start INPUT
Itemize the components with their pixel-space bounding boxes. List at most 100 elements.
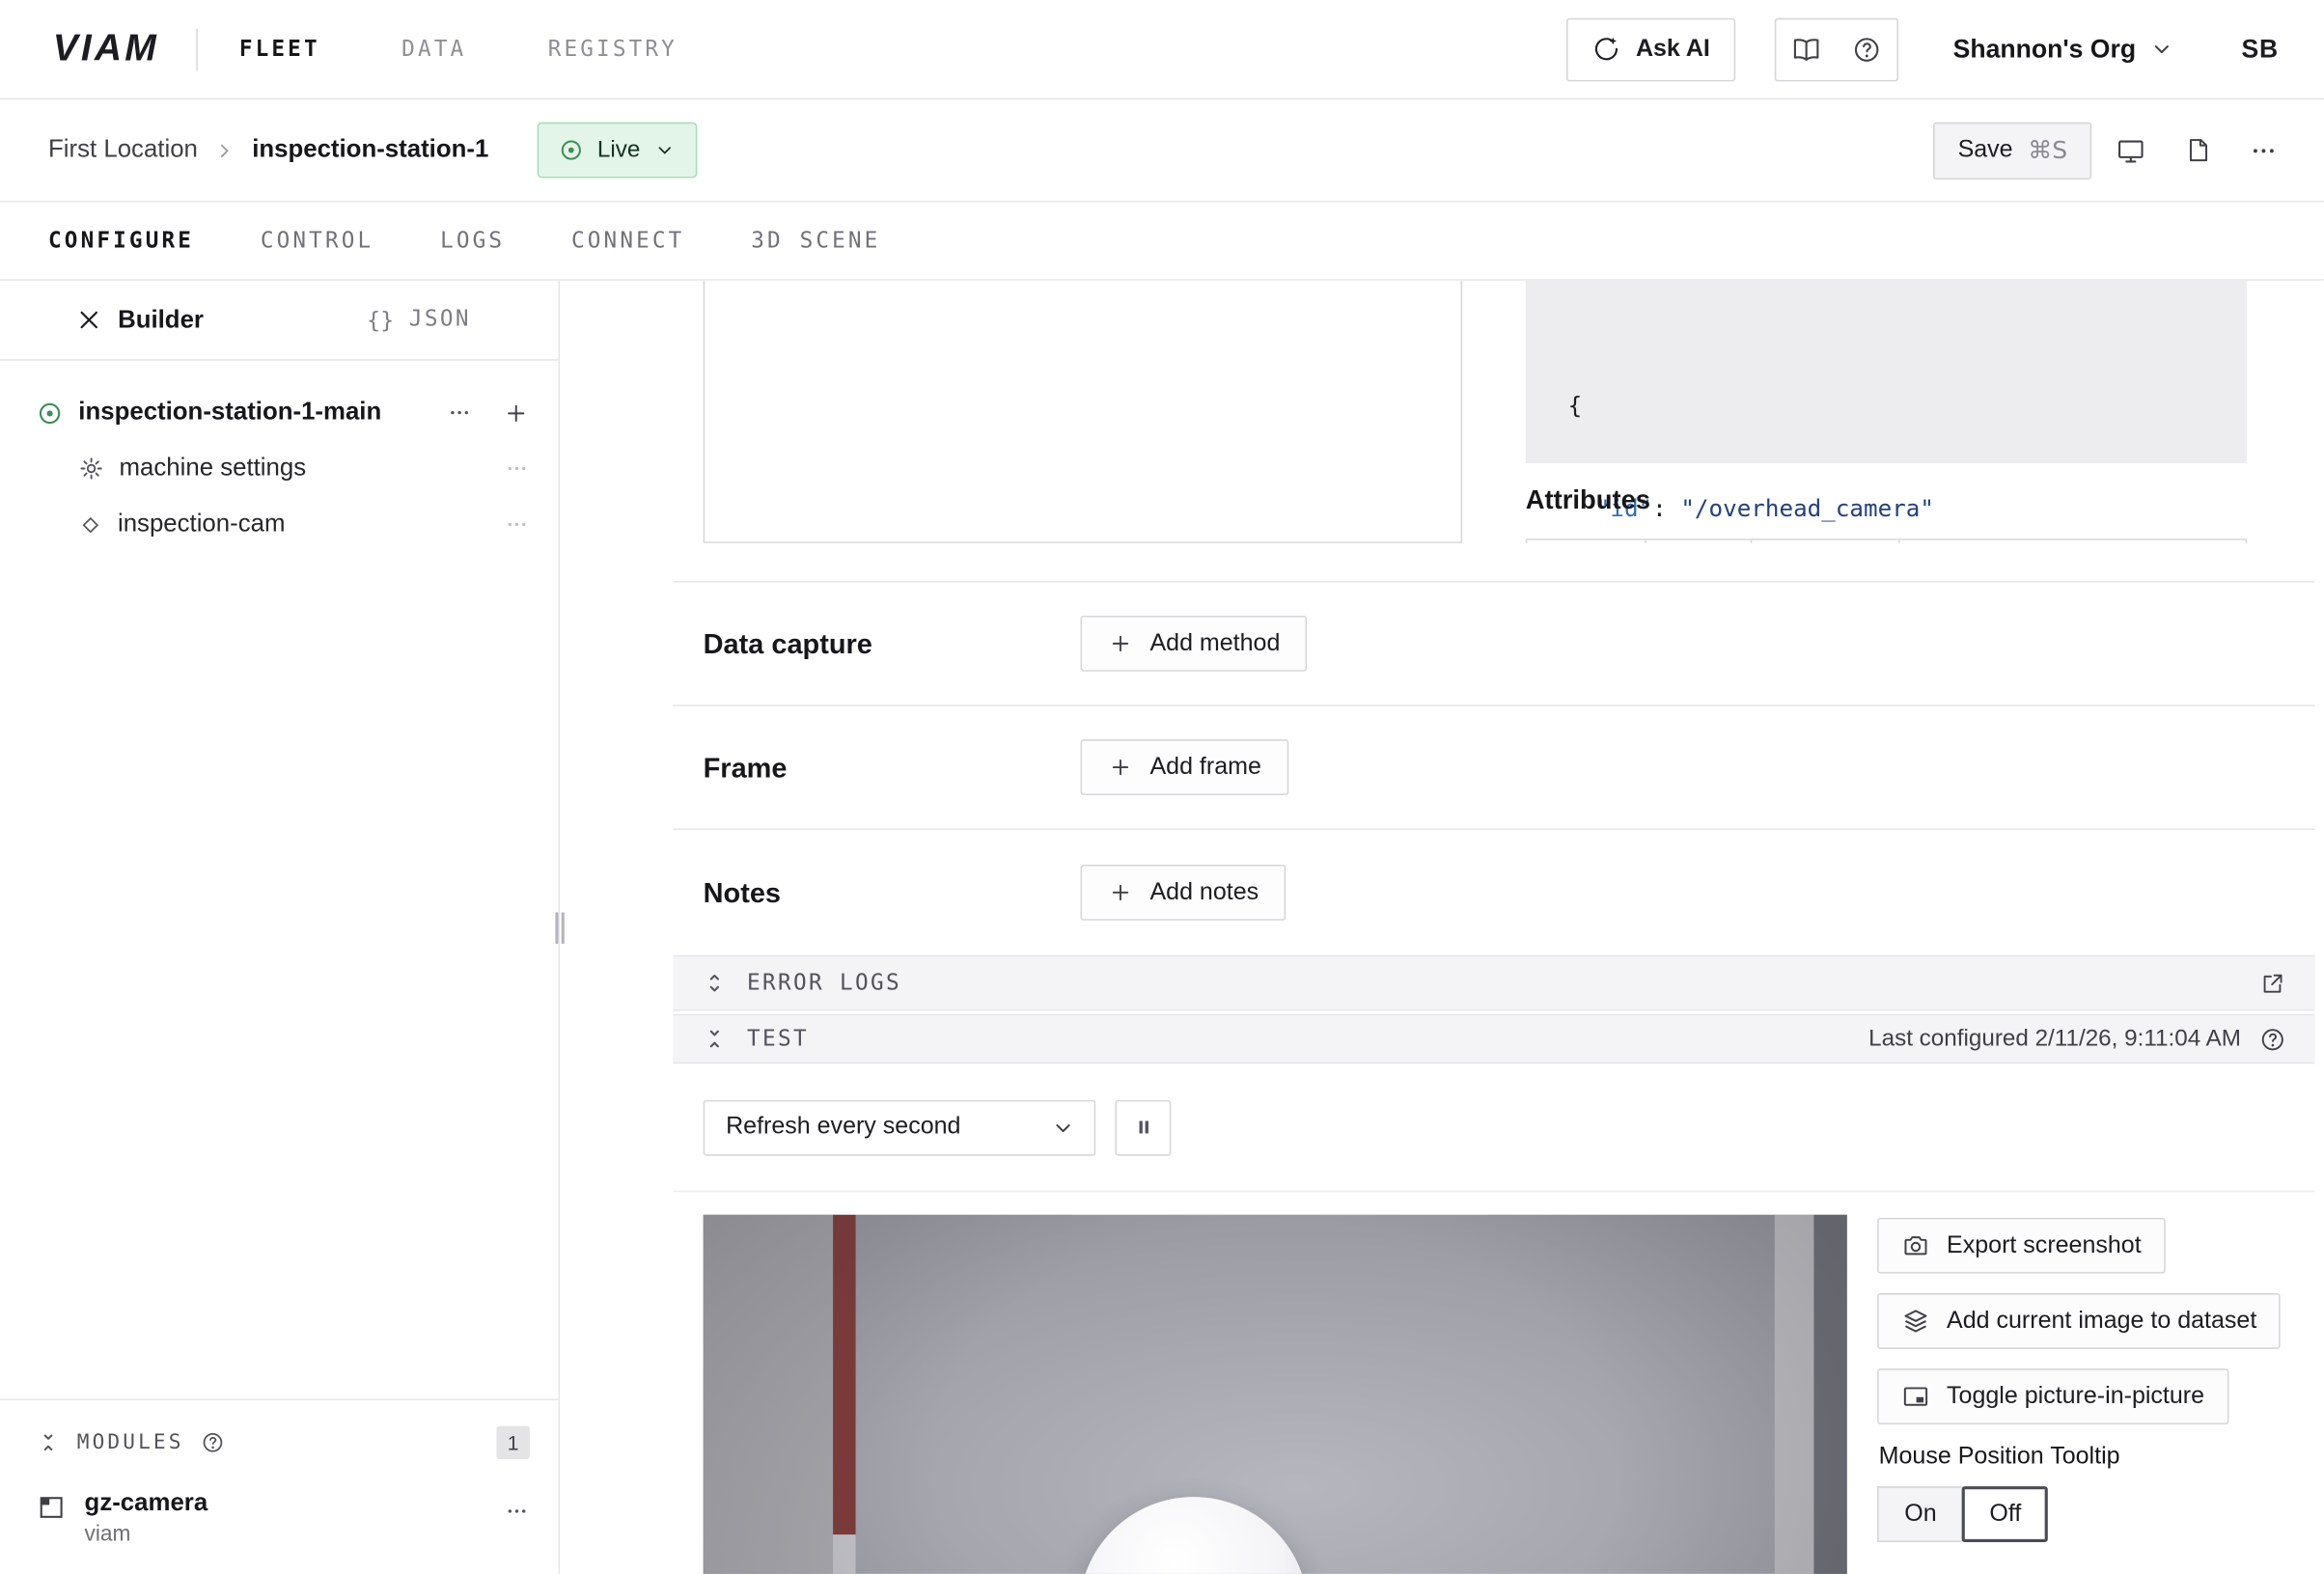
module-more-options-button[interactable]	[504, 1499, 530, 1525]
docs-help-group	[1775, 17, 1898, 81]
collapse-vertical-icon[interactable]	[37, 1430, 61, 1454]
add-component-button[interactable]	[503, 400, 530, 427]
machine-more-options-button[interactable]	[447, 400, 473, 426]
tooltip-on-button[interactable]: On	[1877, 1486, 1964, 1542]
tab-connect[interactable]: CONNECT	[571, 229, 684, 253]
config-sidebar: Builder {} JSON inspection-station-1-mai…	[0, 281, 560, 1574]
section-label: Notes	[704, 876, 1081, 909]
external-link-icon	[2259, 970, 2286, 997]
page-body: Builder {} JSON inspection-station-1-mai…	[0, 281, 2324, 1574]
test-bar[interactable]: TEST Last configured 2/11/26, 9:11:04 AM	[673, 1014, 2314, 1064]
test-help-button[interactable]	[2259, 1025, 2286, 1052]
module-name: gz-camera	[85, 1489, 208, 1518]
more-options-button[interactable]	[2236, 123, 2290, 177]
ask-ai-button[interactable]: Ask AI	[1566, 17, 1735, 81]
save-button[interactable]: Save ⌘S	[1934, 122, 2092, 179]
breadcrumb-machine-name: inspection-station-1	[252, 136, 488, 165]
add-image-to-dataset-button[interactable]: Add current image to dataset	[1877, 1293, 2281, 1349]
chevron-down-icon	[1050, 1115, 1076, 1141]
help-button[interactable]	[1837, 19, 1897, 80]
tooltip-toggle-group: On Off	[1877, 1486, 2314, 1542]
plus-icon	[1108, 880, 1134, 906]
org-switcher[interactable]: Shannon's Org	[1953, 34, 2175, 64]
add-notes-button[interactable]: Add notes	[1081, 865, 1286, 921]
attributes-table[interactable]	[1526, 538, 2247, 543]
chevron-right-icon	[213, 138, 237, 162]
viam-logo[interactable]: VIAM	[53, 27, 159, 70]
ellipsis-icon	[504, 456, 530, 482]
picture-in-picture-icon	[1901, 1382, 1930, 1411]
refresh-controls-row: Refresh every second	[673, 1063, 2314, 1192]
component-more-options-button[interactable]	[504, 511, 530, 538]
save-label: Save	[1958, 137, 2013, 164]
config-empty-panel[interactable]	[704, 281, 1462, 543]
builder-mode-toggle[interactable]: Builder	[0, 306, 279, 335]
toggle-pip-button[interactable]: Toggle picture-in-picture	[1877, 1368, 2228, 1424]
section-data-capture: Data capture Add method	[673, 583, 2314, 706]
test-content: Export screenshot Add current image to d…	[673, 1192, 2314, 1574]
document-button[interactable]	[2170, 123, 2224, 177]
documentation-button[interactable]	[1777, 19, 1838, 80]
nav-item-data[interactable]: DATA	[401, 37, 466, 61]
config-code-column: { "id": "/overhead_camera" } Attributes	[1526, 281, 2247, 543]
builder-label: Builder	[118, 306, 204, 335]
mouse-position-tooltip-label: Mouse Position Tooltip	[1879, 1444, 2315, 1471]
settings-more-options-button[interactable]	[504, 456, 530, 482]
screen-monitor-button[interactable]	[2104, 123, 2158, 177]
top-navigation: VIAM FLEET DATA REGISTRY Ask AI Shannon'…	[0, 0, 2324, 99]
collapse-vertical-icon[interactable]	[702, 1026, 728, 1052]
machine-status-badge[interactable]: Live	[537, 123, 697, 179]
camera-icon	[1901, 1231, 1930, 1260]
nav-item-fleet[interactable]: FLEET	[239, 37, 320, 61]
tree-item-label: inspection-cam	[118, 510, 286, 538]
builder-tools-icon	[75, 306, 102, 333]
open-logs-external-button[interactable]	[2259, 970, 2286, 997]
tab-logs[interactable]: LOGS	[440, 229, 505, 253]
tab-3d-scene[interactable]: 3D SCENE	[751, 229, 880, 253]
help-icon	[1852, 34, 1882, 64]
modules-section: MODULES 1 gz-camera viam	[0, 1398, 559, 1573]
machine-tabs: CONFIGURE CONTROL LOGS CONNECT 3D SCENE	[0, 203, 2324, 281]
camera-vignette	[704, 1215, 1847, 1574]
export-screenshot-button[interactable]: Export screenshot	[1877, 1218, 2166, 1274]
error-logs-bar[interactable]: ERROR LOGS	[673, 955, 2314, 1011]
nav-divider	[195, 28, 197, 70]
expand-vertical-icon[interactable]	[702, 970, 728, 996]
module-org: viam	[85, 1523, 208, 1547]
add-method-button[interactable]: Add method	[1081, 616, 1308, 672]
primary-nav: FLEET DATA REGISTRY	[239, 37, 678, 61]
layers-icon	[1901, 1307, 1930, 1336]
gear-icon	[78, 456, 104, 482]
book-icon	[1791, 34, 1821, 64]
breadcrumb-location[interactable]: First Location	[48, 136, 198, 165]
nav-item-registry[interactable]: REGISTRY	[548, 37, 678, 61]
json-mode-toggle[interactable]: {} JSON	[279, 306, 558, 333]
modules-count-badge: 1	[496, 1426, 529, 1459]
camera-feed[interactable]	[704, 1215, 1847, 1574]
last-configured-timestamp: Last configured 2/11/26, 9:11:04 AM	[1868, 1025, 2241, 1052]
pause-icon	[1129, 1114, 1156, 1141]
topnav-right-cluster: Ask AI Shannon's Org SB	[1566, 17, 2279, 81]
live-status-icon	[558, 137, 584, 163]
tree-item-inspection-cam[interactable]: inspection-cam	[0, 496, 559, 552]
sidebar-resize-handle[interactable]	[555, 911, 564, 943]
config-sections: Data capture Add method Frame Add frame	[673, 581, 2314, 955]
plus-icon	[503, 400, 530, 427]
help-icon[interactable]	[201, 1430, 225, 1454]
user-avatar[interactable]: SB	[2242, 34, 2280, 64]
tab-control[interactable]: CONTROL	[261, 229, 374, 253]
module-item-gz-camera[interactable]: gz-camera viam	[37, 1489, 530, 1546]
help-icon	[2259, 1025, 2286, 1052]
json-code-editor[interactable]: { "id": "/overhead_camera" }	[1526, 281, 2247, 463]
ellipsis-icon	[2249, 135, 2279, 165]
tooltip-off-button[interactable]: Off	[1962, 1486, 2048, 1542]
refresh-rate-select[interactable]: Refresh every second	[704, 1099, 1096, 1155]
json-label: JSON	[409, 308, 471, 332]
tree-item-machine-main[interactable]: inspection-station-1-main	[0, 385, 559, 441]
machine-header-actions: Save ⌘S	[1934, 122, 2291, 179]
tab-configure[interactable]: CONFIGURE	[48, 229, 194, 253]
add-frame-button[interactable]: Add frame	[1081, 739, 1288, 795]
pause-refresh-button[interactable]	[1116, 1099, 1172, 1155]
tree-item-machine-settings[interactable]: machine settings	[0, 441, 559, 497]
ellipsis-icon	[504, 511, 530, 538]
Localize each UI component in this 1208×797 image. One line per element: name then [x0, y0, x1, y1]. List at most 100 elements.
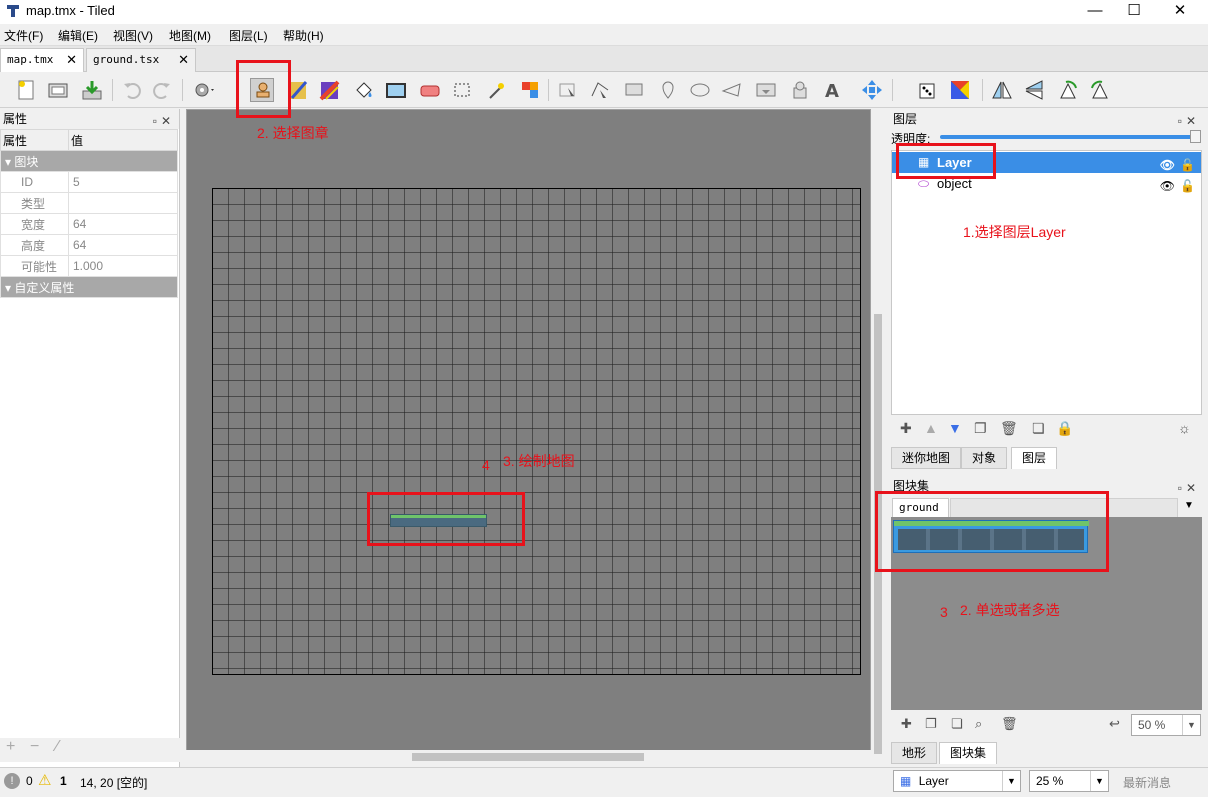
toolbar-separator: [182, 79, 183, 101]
end INPUT
_DIRECTIONS_: Reproduce the records above line for line without the pictures.

_RIGHT ANSWER_:
Itemize the components with their pixel-space bounding boxes. List at most 100 elements.
module-more-options-button[interactable]	[504, 1499, 530, 1525]
docs-help-group	[1775, 17, 1898, 81]
collapse-vertical-icon[interactable]	[37, 1430, 61, 1454]
add-component-button[interactable]	[503, 400, 530, 427]
machine-more-options-button[interactable]	[447, 400, 473, 426]
tooltip-on-button[interactable]: On	[1877, 1486, 1964, 1542]
tab-connect[interactable]: CONNECT	[571, 229, 684, 253]
config-sidebar: Builder {} JSON inspection-station-1-mai…	[0, 281, 560, 1574]
section-label: Notes	[704, 876, 1081, 909]
external-link-icon	[2259, 970, 2286, 997]
page-body: Builder {} JSON inspection-station-1-mai…	[0, 281, 2324, 1574]
test-bar[interactable]: TEST Last configured 2/11/26, 9:11:04 AM	[673, 1014, 2314, 1064]
test-help-button[interactable]	[2259, 1025, 2286, 1052]
module-name: gz-camera	[85, 1489, 208, 1518]
more-options-button[interactable]	[2236, 123, 2290, 177]
ask-ai-button[interactable]: Ask AI	[1566, 17, 1735, 81]
save-button[interactable]: Save ⌘S	[1934, 122, 2092, 179]
breadcrumb-machine-name: inspection-station-1	[252, 136, 488, 165]
add-image-to-dataset-button[interactable]: Add current image to dataset	[1877, 1293, 2281, 1349]
chevron-down-icon	[1050, 1115, 1076, 1141]
help-button[interactable]	[1837, 19, 1897, 80]
tooltip-toggle-group: On Off	[1877, 1486, 2314, 1542]
plus-icon	[1108, 880, 1134, 906]
org-switcher[interactable]: Shannon's Org	[1953, 34, 2175, 64]
add-notes-button[interactable]: Add notes	[1081, 865, 1286, 921]
attributes-table[interactable]	[1526, 538, 2247, 543]
chevron-right-icon	[213, 138, 237, 162]
viam-logo[interactable]: VIAM	[53, 27, 159, 70]
ellipsis-icon	[504, 456, 530, 482]
picture-in-picture-icon	[1901, 1382, 1930, 1411]
refresh-controls-row: Refresh every second	[673, 1063, 2314, 1192]
component-more-options-button[interactable]	[504, 511, 530, 538]
save-label: Save	[1958, 137, 2013, 164]
config-empty-panel[interactable]	[704, 281, 1462, 543]
builder-mode-toggle[interactable]: Builder	[0, 306, 279, 335]
toggle-pip-button[interactable]: Toggle picture-in-picture	[1877, 1368, 2228, 1424]
section-data-capture: Data capture Add method	[673, 583, 2314, 706]
test-content: Export screenshot Add current image to d…	[673, 1192, 2314, 1574]
document-button[interactable]	[2170, 123, 2224, 177]
documentation-button[interactable]	[1777, 19, 1838, 80]
nav-item-data[interactable]: DATA	[401, 37, 466, 61]
config-code-column: { "id": "/overhead_camera" } Attributes	[1526, 281, 2247, 543]
builder-label: Builder	[118, 306, 204, 335]
mouse-position-tooltip-label: Mouse Position Tooltip	[1879, 1444, 2315, 1471]
settings-more-options-button[interactable]	[504, 456, 530, 482]
screen-monitor-button[interactable]	[2104, 123, 2158, 177]
top-navigation: VIAM FLEET DATA REGISTRY Ask AI Shannon'…	[0, 0, 2324, 99]
collapse-vertical-icon[interactable]	[702, 1026, 728, 1052]
machine-status-badge[interactable]: Live	[537, 123, 697, 179]
camera-icon	[1901, 1231, 1930, 1260]
nav-item-fleet[interactable]: FLEET	[239, 37, 320, 61]
tree-item-label: inspection-cam	[118, 510, 286, 538]
builder-tools-icon	[75, 306, 102, 333]
open-logs-external-button[interactable]	[2259, 970, 2286, 997]
tab-logs[interactable]: LOGS	[440, 229, 505, 253]
tab-3d-scene[interactable]: 3D SCENE	[751, 229, 880, 253]
help-icon	[1852, 34, 1882, 64]
modules-section: MODULES 1 gz-camera viam	[0, 1398, 559, 1573]
machine-tabs: CONFIGURE CONTROL LOGS CONNECT 3D SCENE	[0, 203, 2324, 281]
camera-vignette	[704, 1215, 1847, 1574]
export-screenshot-button[interactable]: Export screenshot	[1877, 1218, 2166, 1274]
error-logs-bar[interactable]: ERROR LOGS	[673, 955, 2314, 1011]
nav-divider	[195, 28, 197, 70]
expand-vertical-icon[interactable]	[702, 970, 728, 996]
module-org: viam	[85, 1523, 208, 1547]
add-method-button[interactable]: Add method	[1081, 616, 1308, 672]
primary-nav: FLEET DATA REGISTRY	[239, 37, 678, 61]
layers-icon	[1901, 1307, 1930, 1336]
gear-icon	[78, 456, 104, 482]
book-icon	[1791, 34, 1821, 64]
breadcrumb-location[interactable]: First Location	[48, 136, 198, 165]
nav-item-registry[interactable]: REGISTRY	[548, 37, 678, 61]
json-mode-toggle[interactable]: {} JSON	[279, 306, 558, 333]
modules-count-badge: 1	[496, 1426, 529, 1459]
camera-feed[interactable]	[704, 1215, 1847, 1574]
last-configured-timestamp: Last configured 2/11/26, 9:11:04 AM	[1868, 1025, 2241, 1052]
pause-icon	[1129, 1114, 1156, 1141]
topnav-right-cluster: Ask AI Shannon's Org SB	[1566, 17, 2279, 81]
live-status-icon	[558, 137, 584, 163]
tree-item-inspection-cam[interactable]: inspection-cam	[0, 496, 559, 552]
sidebar-resize-handle[interactable]	[555, 911, 564, 943]
config-sections: Data capture Add method Frame Add frame	[673, 581, 2314, 955]
plus-icon	[503, 400, 530, 427]
help-icon[interactable]	[201, 1430, 225, 1454]
user-avatar[interactable]: SB	[2242, 34, 2280, 64]
tab-control[interactable]: CONTROL	[261, 229, 374, 253]
module-item-gz-camera[interactable]: gz-camera viam	[37, 1489, 530, 1546]
help-icon	[2259, 1025, 2286, 1052]
json-code-editor[interactable]: { "id": "/overhead_camera" }	[1526, 281, 2247, 463]
ellipsis-icon	[2249, 135, 2279, 165]
tooltip-off-button[interactable]: Off	[1962, 1486, 2048, 1542]
refresh-rate-select[interactable]: Refresh every second	[704, 1099, 1096, 1155]
json-label: JSON	[409, 308, 471, 332]
tree-item-machine-main[interactable]: inspection-station-1-main	[0, 385, 559, 441]
machine-header-actions: Save ⌘S	[1934, 122, 2291, 179]
tab-configure[interactable]: CONFIGURE	[48, 229, 194, 253]
add-frame-button[interactable]: Add frame	[1081, 739, 1288, 795]
pause-refresh-button[interactable]	[1116, 1099, 1172, 1155]
tree-item-machine-settings[interactable]: machine settings	[0, 441, 559, 497]
ellipsis-icon	[504, 511, 530, 538]
Localize each UI component in this 1208×797 image. One line per element: name then [x0, y0, x1, y1]. List at most 100 elements.
toolbar-separator: [182, 79, 183, 101]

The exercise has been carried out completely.